**Directions for this task**
Records follow. Copy every line with "إعادة".

**Data listing**
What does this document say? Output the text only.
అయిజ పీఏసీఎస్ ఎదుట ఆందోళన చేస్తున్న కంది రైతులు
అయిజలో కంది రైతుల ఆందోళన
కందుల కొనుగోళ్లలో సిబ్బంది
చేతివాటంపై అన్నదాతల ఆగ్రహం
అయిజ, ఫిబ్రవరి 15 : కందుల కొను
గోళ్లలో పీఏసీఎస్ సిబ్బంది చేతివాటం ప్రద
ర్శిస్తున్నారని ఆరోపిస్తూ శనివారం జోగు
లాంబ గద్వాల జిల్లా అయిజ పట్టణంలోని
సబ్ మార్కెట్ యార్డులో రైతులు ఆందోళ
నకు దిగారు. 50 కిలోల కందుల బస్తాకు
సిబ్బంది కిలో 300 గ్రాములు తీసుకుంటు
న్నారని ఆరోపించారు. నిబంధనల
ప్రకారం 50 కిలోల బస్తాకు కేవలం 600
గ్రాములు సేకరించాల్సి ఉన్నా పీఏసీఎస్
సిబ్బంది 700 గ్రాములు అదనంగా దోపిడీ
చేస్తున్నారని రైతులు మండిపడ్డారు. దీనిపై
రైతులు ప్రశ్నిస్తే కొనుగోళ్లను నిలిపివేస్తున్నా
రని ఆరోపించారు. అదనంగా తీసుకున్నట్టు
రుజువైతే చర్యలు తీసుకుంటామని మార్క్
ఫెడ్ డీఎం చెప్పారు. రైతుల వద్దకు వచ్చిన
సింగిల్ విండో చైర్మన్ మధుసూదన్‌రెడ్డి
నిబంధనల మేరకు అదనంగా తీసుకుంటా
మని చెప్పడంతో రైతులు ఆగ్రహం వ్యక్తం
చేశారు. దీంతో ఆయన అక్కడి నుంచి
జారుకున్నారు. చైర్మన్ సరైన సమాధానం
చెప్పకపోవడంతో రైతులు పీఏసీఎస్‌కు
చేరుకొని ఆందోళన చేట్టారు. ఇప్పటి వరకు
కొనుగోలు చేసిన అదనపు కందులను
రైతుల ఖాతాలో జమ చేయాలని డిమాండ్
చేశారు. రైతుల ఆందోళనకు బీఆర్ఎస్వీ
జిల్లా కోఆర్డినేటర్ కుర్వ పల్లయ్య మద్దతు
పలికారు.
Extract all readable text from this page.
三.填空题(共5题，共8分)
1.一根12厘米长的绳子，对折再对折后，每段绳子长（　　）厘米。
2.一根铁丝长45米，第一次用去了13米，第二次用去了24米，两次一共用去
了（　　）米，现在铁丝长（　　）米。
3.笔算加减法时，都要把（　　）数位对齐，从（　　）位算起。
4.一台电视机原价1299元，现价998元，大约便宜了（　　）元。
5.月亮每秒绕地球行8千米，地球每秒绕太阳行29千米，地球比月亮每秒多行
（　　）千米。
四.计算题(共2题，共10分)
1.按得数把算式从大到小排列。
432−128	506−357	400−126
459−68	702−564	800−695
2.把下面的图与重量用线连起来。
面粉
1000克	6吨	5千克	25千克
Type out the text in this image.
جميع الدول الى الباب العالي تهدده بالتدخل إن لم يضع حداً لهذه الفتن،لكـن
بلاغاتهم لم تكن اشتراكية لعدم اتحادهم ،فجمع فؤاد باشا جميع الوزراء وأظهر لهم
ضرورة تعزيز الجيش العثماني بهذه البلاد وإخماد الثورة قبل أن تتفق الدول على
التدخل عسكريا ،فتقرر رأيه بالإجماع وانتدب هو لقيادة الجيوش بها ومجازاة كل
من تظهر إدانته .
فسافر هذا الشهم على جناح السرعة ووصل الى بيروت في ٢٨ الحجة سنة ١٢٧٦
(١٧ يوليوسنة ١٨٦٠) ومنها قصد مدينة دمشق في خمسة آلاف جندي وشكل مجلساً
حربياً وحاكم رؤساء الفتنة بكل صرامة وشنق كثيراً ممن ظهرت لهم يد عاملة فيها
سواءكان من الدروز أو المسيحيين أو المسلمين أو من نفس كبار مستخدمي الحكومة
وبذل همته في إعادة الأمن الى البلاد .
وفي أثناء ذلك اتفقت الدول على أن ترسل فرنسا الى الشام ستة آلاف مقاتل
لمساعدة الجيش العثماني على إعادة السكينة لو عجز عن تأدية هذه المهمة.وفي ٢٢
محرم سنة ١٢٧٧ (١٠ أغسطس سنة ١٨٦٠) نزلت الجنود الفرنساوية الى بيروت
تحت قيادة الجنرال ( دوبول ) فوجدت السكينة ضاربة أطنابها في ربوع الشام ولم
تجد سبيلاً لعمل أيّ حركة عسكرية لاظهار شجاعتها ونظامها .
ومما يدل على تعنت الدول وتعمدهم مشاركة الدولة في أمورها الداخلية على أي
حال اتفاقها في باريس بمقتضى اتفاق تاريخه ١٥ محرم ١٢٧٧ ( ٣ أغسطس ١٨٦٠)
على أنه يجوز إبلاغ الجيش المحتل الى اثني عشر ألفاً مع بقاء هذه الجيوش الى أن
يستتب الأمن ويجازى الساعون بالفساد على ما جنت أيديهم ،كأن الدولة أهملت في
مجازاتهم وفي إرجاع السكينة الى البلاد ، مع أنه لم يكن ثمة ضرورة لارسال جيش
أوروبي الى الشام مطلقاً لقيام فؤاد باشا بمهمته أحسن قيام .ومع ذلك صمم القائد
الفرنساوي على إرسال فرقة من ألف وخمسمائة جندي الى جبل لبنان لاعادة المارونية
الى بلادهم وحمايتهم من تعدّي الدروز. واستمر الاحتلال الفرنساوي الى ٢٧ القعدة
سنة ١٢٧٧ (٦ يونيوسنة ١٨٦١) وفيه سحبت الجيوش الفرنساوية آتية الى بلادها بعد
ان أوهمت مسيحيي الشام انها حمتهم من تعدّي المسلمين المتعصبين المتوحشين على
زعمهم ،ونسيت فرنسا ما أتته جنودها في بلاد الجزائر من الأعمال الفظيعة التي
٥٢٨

**Solved exercise**
وبذل همته في إعادة الأمن الى البلاد .
لمساعدة الجيش العثماني على إعادة السكينة لو عجز عن تأدية هذه المهمة.وفي ٢٢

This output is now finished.